-- Start DATA FOR PROCESSING --

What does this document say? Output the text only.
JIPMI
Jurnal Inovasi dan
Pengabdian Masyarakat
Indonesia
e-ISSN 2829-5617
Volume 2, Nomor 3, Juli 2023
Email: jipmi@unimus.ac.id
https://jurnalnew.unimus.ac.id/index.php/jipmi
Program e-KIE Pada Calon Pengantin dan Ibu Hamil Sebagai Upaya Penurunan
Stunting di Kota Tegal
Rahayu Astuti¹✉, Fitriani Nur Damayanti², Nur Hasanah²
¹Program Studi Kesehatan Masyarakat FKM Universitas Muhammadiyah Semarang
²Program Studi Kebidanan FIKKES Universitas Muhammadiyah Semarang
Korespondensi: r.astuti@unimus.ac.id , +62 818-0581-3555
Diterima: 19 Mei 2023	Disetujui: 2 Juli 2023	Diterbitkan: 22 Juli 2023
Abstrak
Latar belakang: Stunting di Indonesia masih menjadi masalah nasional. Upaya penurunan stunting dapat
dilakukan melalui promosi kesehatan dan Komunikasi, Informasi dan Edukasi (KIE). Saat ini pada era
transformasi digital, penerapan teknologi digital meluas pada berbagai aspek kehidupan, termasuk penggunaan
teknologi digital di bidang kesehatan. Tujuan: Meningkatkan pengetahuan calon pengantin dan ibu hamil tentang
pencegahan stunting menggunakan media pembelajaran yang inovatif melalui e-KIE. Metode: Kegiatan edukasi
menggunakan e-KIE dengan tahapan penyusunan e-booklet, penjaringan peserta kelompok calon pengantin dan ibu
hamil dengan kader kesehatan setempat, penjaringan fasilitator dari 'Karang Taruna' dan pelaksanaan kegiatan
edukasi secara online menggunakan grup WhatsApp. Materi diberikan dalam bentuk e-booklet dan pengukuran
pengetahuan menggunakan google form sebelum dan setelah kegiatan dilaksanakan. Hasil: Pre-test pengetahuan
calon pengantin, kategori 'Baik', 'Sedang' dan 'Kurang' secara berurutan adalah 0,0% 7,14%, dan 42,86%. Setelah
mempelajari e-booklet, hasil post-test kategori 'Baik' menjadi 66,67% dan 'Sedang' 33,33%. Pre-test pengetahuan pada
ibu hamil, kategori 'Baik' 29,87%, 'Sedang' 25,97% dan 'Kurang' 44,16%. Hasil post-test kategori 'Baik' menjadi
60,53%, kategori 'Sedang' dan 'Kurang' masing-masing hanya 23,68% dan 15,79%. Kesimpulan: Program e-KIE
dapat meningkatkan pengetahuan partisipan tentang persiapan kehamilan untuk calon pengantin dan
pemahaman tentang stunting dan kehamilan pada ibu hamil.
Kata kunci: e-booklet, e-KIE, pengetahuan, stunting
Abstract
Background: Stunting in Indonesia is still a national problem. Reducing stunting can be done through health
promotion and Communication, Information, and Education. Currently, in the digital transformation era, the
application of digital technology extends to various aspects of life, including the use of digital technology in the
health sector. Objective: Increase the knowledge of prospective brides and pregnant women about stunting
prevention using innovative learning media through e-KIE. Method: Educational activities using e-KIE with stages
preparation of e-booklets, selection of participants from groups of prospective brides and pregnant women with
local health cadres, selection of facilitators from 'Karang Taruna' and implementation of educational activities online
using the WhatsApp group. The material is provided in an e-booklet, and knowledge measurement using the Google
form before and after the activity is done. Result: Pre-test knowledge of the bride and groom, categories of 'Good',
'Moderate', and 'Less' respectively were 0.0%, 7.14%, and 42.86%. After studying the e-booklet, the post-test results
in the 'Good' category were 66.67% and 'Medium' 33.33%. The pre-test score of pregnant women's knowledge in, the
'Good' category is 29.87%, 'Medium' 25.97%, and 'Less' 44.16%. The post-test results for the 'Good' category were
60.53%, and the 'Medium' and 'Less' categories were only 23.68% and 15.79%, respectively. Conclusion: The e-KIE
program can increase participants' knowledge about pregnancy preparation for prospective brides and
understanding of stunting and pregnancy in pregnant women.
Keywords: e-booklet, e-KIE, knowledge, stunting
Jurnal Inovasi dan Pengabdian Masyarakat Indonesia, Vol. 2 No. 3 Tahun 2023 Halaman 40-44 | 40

-- End DATA FOR PROCESSING --

WORK TO BE COMPLETED.
Your task is to retype all the records above with nothing left out.

RESPONSE BELOW.
What does this document say? Output the text only.
JIPMI
Jurnal Inovasi dan
Pengabdian Masyarakat
Indonesia
e-ISSN 2829-5617
Volume 2, Nomor 3, Juli 2023
Email: jipmi@unimus.ac.id
https://jurnalnew.unimus.ac.id/index.php/jipmi
Program e-KIE Pada Calon Pengantin dan Ibu Hamil Sebagai Upaya Penurunan
Stunting di Kota Tegal
Rahayu Astuti¹✉, Fitriani Nur Damayanti², Nur Hasanah²
¹Program Studi Kesehatan Masyarakat FKM Universitas Muhammadiyah Semarang
²Program Studi Kebidanan FIKKES Universitas Muhammadiyah Semarang
Korespondensi: r.astuti@unimus.ac.id , +62 818-0581-3555
Diterima: 19 Mei 2023	Disetujui: 2 Juli 2023	Diterbitkan: 22 Juli 2023
Abstrak
Latar belakang: Stunting di Indonesia masih menjadi masalah nasional. Upaya penurunan stunting dapat
dilakukan melalui promosi kesehatan dan Komunikasi, Informasi dan Edukasi (KIE). Saat ini pada era
transformasi digital, penerapan teknologi digital meluas pada berbagai aspek kehidupan, termasuk penggunaan
teknologi digital di bidang kesehatan. Tujuan: Meningkatkan pengetahuan calon pengantin dan ibu hamil tentang
pencegahan stunting menggunakan media pembelajaran yang inovatif melalui e-KIE. Metode: Kegiatan edukasi
menggunakan e-KIE dengan tahapan penyusunan e-booklet, penjaringan peserta kelompok calon pengantin dan ibu
hamil dengan kader kesehatan setempat, penjaringan fasilitator dari 'Karang Taruna' dan pelaksanaan kegiatan
edukasi secara online menggunakan grup WhatsApp. Materi diberikan dalam bentuk e-booklet dan pengukuran
pengetahuan menggunakan google form sebelum dan setelah kegiatan dilaksanakan. Hasil: Pre-test pengetahuan
calon pengantin, kategori 'Baik', 'Sedang' dan 'Kurang' secara berurutan adalah 0,0% 7,14%, dan 42,86%. Setelah
mempelajari e-booklet, hasil post-test kategori 'Baik' menjadi 66,67% dan 'Sedang' 33,33%. Pre-test pengetahuan pada
ibu hamil, kategori 'Baik' 29,87%, 'Sedang' 25,97% dan 'Kurang' 44,16%. Hasil post-test kategori 'Baik' menjadi
60,53%, kategori 'Sedang' dan 'Kurang' masing-masing hanya 23,68% dan 15,79%. Kesimpulan: Program e-KIE
dapat meningkatkan pengetahuan partisipan tentang persiapan kehamilan untuk calon pengantin dan
pemahaman tentang stunting dan kehamilan pada ibu hamil.
Kata kunci: e-booklet, e-KIE, pengetahuan, stunting
Abstract
Background: Stunting in Indonesia is still a national problem. Reducing stunting can be done through health
promotion and Communication, Information, and Education. Currently, in the digital transformation era, the
application of digital technology extends to various aspects of life, including the use of digital technology in the
health sector. Objective: Increase the knowledge of prospective brides and pregnant women about stunting
prevention using innovative learning media through e-KIE. Method: Educational activities using e-KIE with stages
preparation of e-booklets, selection of participants from groups of prospective brides and pregnant women with
local health cadres, selection of facilitators from 'Karang Taruna' and implementation of educational activities online
using the WhatsApp group. The material is provided in an e-booklet, and knowledge measurement using the Google
form before and after the activity is done. Result: Pre-test knowledge of the bride and groom, categories of 'Good',
'Moderate', and 'Less' respectively were 0.0%, 7.14%, and 42.86%. After studying the e-booklet, the post-test results
in the 'Good' category were 66.67% and 'Medium' 33.33%. The pre-test score of pregnant women's knowledge in, the
'Good' category is 29.87%, 'Medium' 25.97%, and 'Less' 44.16%. The post-test results for the 'Good' category were
60.53%, and the 'Medium' and 'Less' categories were only 23.68% and 15.79%, respectively. Conclusion: The e-KIE
program can increase participants' knowledge about pregnancy preparation for prospective brides and
understanding of stunting and pregnancy in pregnant women.
Keywords: e-booklet, e-KIE, knowledge, stunting
Jurnal Inovasi dan Pengabdian Masyarakat Indonesia, Vol. 2 No. 3 Tahun 2023 Halaman 40-44 | 40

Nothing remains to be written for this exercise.